Stored data:
— start —

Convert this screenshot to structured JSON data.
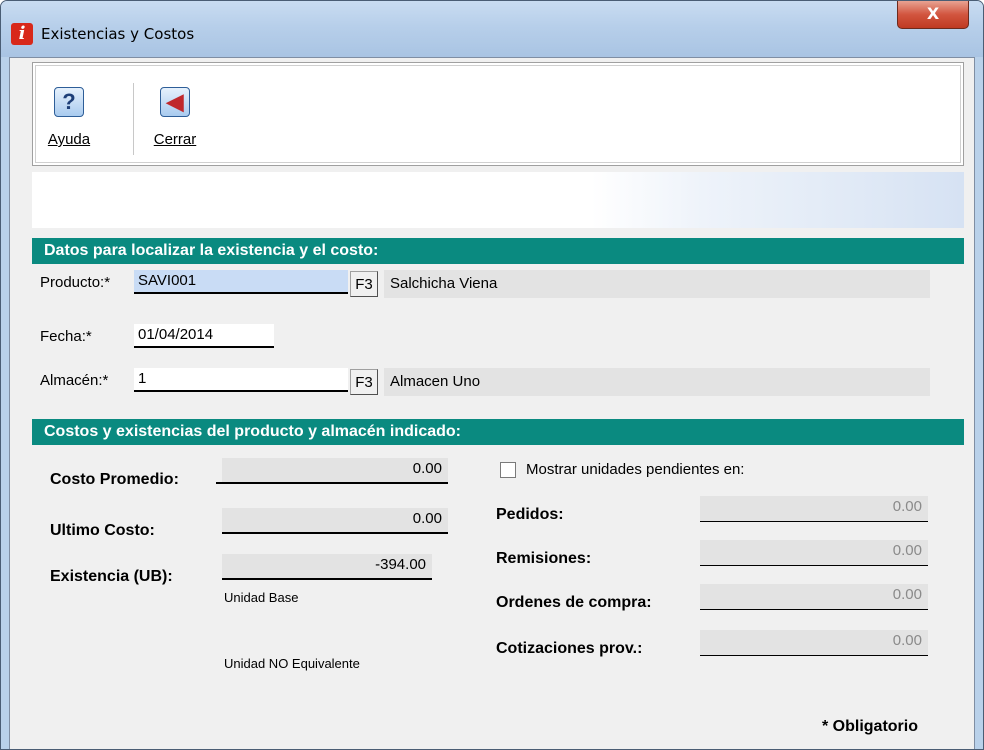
{
  "window": {
    "title": "Existencias y Costos",
    "app_icon_glyph": "i",
    "close_glyph": "X"
  },
  "toolbar": {
    "help_label": "Ayuda",
    "close_label": "Cerrar",
    "help_icon": "question-icon",
    "close_icon": "exit-door-icon"
  },
  "section1": {
    "header": "Datos para localizar la existencia y el costo:",
    "product_label": "Producto:*",
    "product_value": "SAVI001",
    "product_f3": "F3",
    "product_desc": "Salchicha Viena",
    "date_label": "Fecha:*",
    "date_value": "01/04/2014",
    "warehouse_label": "Almacén:*",
    "warehouse_value": "1",
    "warehouse_f3": "F3",
    "warehouse_desc": "Almacen Uno"
  },
  "section2": {
    "header": "Costos  y existencias del producto y almacén indicado:",
    "avg_cost_label": "Costo Promedio:",
    "avg_cost_value": "0.00",
    "last_cost_label": "Ultimo Costo:",
    "last_cost_value": "0.00",
    "stock_label": "Existencia (UB):",
    "stock_value": "-394.00",
    "base_unit_label": "Unidad Base",
    "non_equiv_label": "Unidad NO Equivalente",
    "show_pending_label": "Mostrar unidades pendientes en:",
    "orders_label": "Pedidos:",
    "orders_value": "0.00",
    "remissions_label": "Remisiones:",
    "remissions_value": "0.00",
    "purchase_orders_label": "Ordenes de compra:",
    "purchase_orders_value": "0.00",
    "quotes_label": "Cotizaciones prov.:",
    "quotes_value": "0.00"
  },
  "footer": {
    "required_note": "* Obligatorio"
  },
  "colors": {
    "section_header_bg": "#0a8a80",
    "selected_input_bg": "#c9dcf5",
    "close_button": "#c03a22"
  }
}
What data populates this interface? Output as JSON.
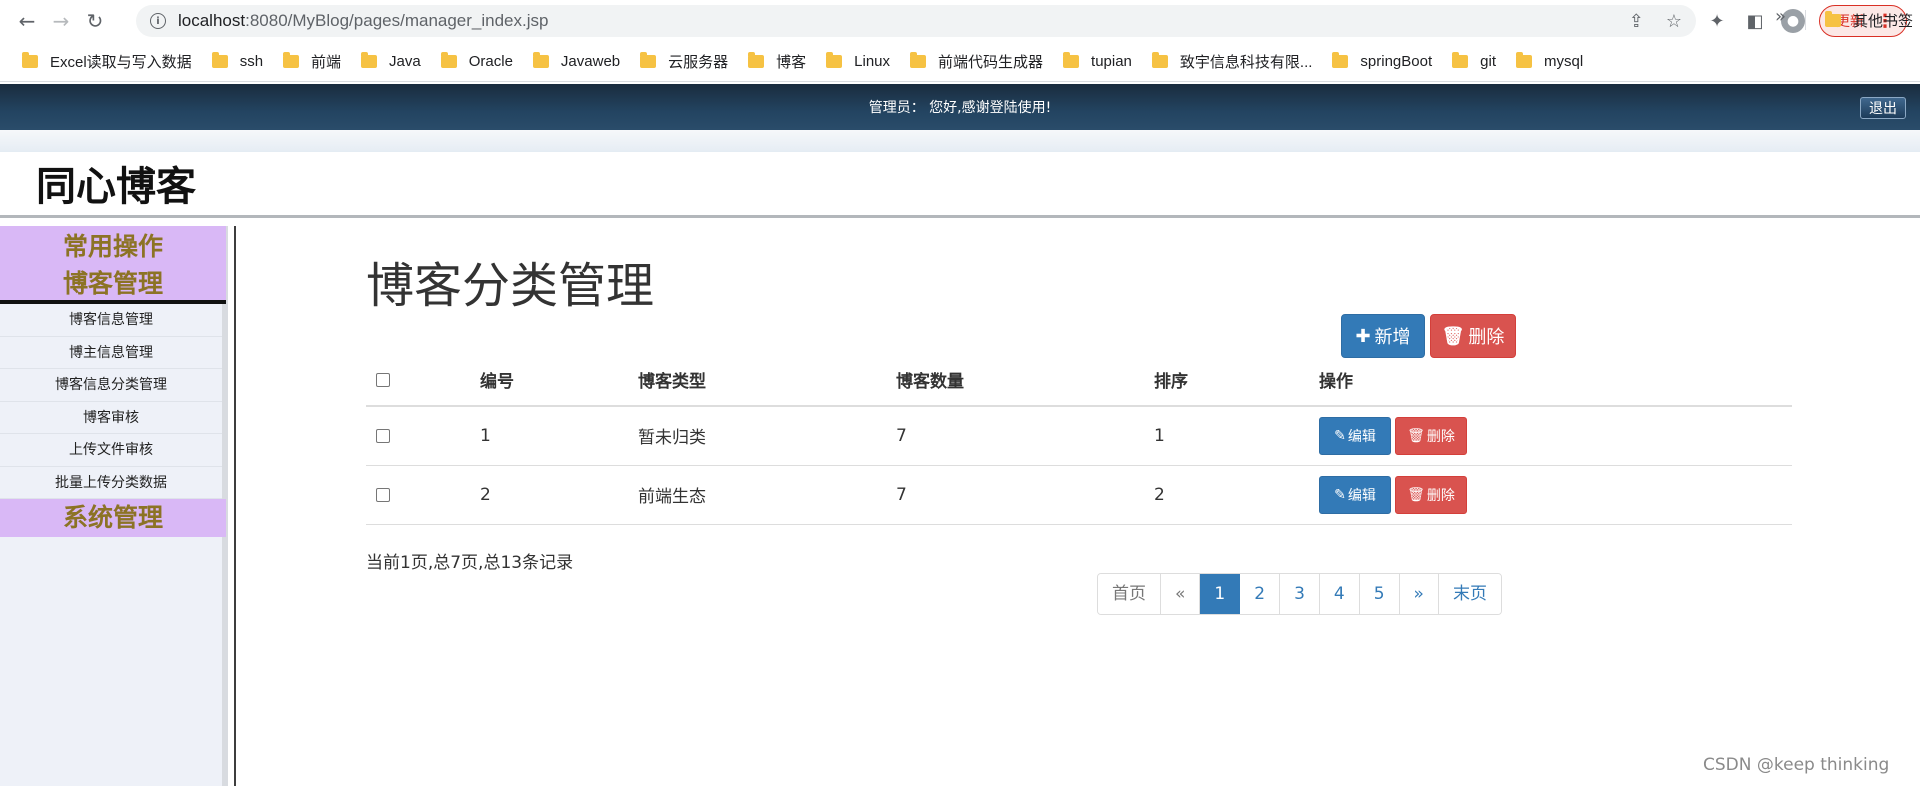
{
  "browser": {
    "url_host": "localhost",
    "url_path": ":8080/MyBlog/pages/manager_index.jsp",
    "update_label": "更新",
    "bookmarks": [
      "Excel读取与写入数据",
      "ssh",
      "前端",
      "Java",
      "Oracle",
      "Javaweb",
      "云服务器",
      "博客",
      "Linux",
      "前端代码生成器",
      "tupian",
      "致宇信息科技有限...",
      "springBoot",
      "git",
      "mysql"
    ],
    "other_bookmarks": "其他书签"
  },
  "header": {
    "admin_text": "管理员： 您好,感谢登陆使用!",
    "logout_label": "退出",
    "site_title": "同心博客"
  },
  "sidebar": {
    "head1": "常用操作",
    "head2": "博客管理",
    "items": [
      "博客信息管理",
      "博主信息管理",
      "博客信息分类管理",
      "博客审核",
      "上传文件审核",
      "批量上传分类数据"
    ],
    "head3": "系统管理"
  },
  "main": {
    "heading": "博客分类管理",
    "add_label": "新增",
    "delete_label": "删除",
    "columns": [
      "编号",
      "博客类型",
      "博客数量",
      "排序",
      "操作"
    ],
    "rows": [
      {
        "id": "1",
        "type": "暂未归类",
        "count": "7",
        "order": "1"
      },
      {
        "id": "2",
        "type": "前端生态",
        "count": "7",
        "order": "2"
      }
    ],
    "row_edit_label": "编辑",
    "row_delete_label": "删除",
    "summary": "当前1页,总7页,总13条记录",
    "pager": {
      "first": "首页",
      "prev": "«",
      "pages": [
        "1",
        "2",
        "3",
        "4",
        "5"
      ],
      "next": "»",
      "last": "末页",
      "current": "1"
    }
  },
  "watermark": "CSDN @keep   thinking"
}
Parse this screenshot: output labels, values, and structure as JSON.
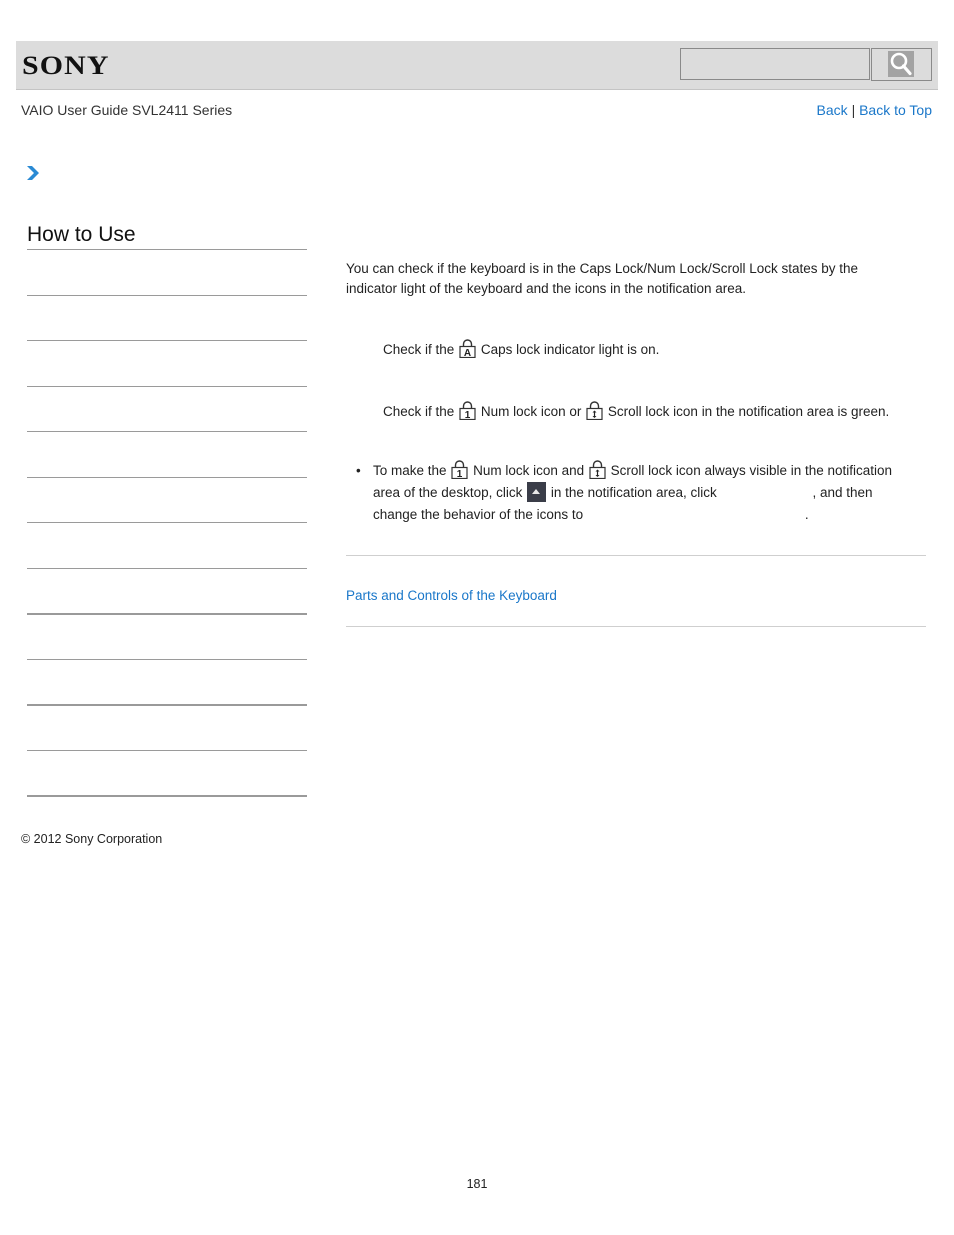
{
  "header": {
    "logo": "SONY",
    "search": {
      "value": "",
      "placeholder": ""
    },
    "search_button_icon": "magnifier-icon"
  },
  "subheader": {
    "guide_title": "VAIO User Guide SVL2411 Series",
    "back_label": "Back",
    "separator": "|",
    "back_to_top_label": "Back to Top"
  },
  "breadcrumb": {
    "icon": "chevron-right-icon"
  },
  "sidebar": {
    "title": "How to Use",
    "items": [
      {
        "label": ""
      },
      {
        "label": ""
      },
      {
        "label": ""
      },
      {
        "label": ""
      },
      {
        "label": ""
      },
      {
        "label": ""
      },
      {
        "label": ""
      },
      {
        "label": ""
      },
      {
        "label": ""
      },
      {
        "label": ""
      },
      {
        "label": ""
      },
      {
        "label": ""
      }
    ]
  },
  "main": {
    "intro": "You can check if the keyboard is in the Caps Lock/Num Lock/Scroll Lock states by the indicator light of the keyboard and the icons in the notification area.",
    "step1": {
      "prefix": "Check if the",
      "icon": "caps-lock-icon",
      "suffix": "Caps lock indicator light is on."
    },
    "step2": {
      "prefix": "Check if the",
      "icon1": "num-lock-icon",
      "middle": "Num lock icon or",
      "icon2": "scroll-lock-icon",
      "suffix": "Scroll lock icon in the notification area is green."
    },
    "note": {
      "bullet": "•",
      "part1": "To make the",
      "part2": "Num lock icon and",
      "part3": "Scroll lock icon always visible in the notification area of the desktop, click",
      "part4": "in the notification area, click",
      "part5": ", and then change the behavior of the icons to",
      "part6": "."
    },
    "related_link": "Parts and Controls of the Keyboard"
  },
  "footer": {
    "copyright": "© 2012 Sony Corporation",
    "page_number": "181"
  },
  "colors": {
    "link": "#1a77c9",
    "header_bg": "#dcdcdc",
    "chevron": "#2a8ad4",
    "tray_button": "#3a3d48"
  }
}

— end —

Set down all the data again exactly as above, pictures excluded.

Answer in full:
Convert this screenshot to structured JSON data.
{
  "window": {
    "title": "Existencias y Costos",
    "app_icon_glyph": "i",
    "close_glyph": "X"
  },
  "toolbar": {
    "help_label": "Ayuda",
    "close_label": "Cerrar",
    "help_icon": "question-icon",
    "close_icon": "exit-door-icon"
  },
  "section1": {
    "header": "Datos para localizar la existencia y el costo:",
    "product_label": "Producto:*",
    "product_value": "SAVI001",
    "product_f3": "F3",
    "product_desc": "Salchicha Viena",
    "date_label": "Fecha:*",
    "date_value": "01/04/2014",
    "warehouse_label": "Almacén:*",
    "warehouse_value": "1",
    "warehouse_f3": "F3",
    "warehouse_desc": "Almacen Uno"
  },
  "section2": {
    "header": "Costos  y existencias del producto y almacén indicado:",
    "avg_cost_label": "Costo Promedio:",
    "avg_cost_value": "0.00",
    "last_cost_label": "Ultimo Costo:",
    "last_cost_value": "0.00",
    "stock_label": "Existencia (UB):",
    "stock_value": "-394.00",
    "base_unit_label": "Unidad Base",
    "non_equiv_label": "Unidad NO Equivalente",
    "show_pending_label": "Mostrar unidades pendientes en:",
    "orders_label": "Pedidos:",
    "orders_value": "0.00",
    "remissions_label": "Remisiones:",
    "remissions_value": "0.00",
    "purchase_orders_label": "Ordenes de compra:",
    "purchase_orders_value": "0.00",
    "quotes_label": "Cotizaciones prov.:",
    "quotes_value": "0.00"
  },
  "footer": {
    "required_note": "* Obligatorio"
  },
  "colors": {
    "section_header_bg": "#0a8a80",
    "selected_input_bg": "#c9dcf5",
    "close_button": "#c03a22"
  }
}
What data populates this interface? Output as JSON.
{
  "browser": {
    "url_host": "localhost",
    "url_path": ":8080/MyBlog/pages/manager_index.jsp",
    "update_label": "更新",
    "bookmarks": [
      "Excel读取与写入数据",
      "ssh",
      "前端",
      "Java",
      "Oracle",
      "Javaweb",
      "云服务器",
      "博客",
      "Linux",
      "前端代码生成器",
      "tupian",
      "致宇信息科技有限...",
      "springBoot",
      "git",
      "mysql"
    ],
    "other_bookmarks": "其他书签"
  },
  "header": {
    "admin_text": "管理员： 您好,感谢登陆使用!",
    "logout_label": "退出",
    "site_title": "同心博客"
  },
  "sidebar": {
    "head1": "常用操作",
    "head2": "博客管理",
    "items": [
      "博客信息管理",
      "博主信息管理",
      "博客信息分类管理",
      "博客审核",
      "上传文件审核",
      "批量上传分类数据"
    ],
    "head3": "系统管理"
  },
  "main": {
    "heading": "博客分类管理",
    "add_label": "新增",
    "delete_label": "删除",
    "columns": [
      "编号",
      "博客类型",
      "博客数量",
      "排序",
      "操作"
    ],
    "rows": [
      {
        "id": "1",
        "type": "暂未归类",
        "count": "7",
        "order": "1"
      },
      {
        "id": "2",
        "type": "前端生态",
        "count": "7",
        "order": "2"
      }
    ],
    "row_edit_label": "编辑",
    "row_delete_label": "删除",
    "summary": "当前1页,总7页,总13条记录",
    "pager": {
      "first": "首页",
      "prev": "«",
      "pages": [
        "1",
        "2",
        "3",
        "4",
        "5"
      ],
      "next": "»",
      "last": "末页",
      "current": "1"
    }
  },
  "watermark": "CSDN @keep   thinking"
}
Parse this screenshot: output labels, values, and structure as JSON.
{
  "header": {
    "logo": "SONY",
    "search": {
      "value": "",
      "placeholder": ""
    },
    "search_button_icon": "magnifier-icon"
  },
  "subheader": {
    "guide_title": "VAIO User Guide SVL2411 Series",
    "back_label": "Back",
    "separator": "|",
    "back_to_top_label": "Back to Top"
  },
  "breadcrumb": {
    "icon": "chevron-right-icon"
  },
  "sidebar": {
    "title": "How to Use",
    "items": [
      {
        "label": ""
      },
      {
        "label": ""
      },
      {
        "label": ""
      },
      {
        "label": ""
      },
      {
        "label": ""
      },
      {
        "label": ""
      },
      {
        "label": ""
      },
      {
        "label": ""
      },
      {
        "label": ""
      },
      {
        "label": ""
      },
      {
        "label": ""
      },
      {
        "label": ""
      }
    ]
  },
  "main": {
    "intro": "You can check if the keyboard is in the Caps Lock/Num Lock/Scroll Lock states by the indicator light of the keyboard and the icons in the notification area.",
    "step1": {
      "prefix": "Check if the",
      "icon": "caps-lock-icon",
      "suffix": "Caps lock indicator light is on."
    },
    "step2": {
      "prefix": "Check if the",
      "icon1": "num-lock-icon",
      "middle": "Num lock icon or",
      "icon2": "scroll-lock-icon",
      "suffix": "Scroll lock icon in the notification area is green."
    },
    "note": {
      "bullet": "•",
      "part1": "To make the",
      "part2": "Num lock icon and",
      "part3": "Scroll lock icon always visible in the notification area of the desktop, click",
      "part4": "in the notification area, click",
      "part5": ", and then change the behavior of the icons to",
      "part6": "."
    },
    "related_link": "Parts and Controls of the Keyboard"
  },
  "footer": {
    "copyright": "© 2012 Sony Corporation",
    "page_number": "181"
  },
  "colors": {
    "link": "#1a77c9",
    "header_bg": "#dcdcdc",
    "chevron": "#2a8ad4",
    "tray_button": "#3a3d48"
  }
}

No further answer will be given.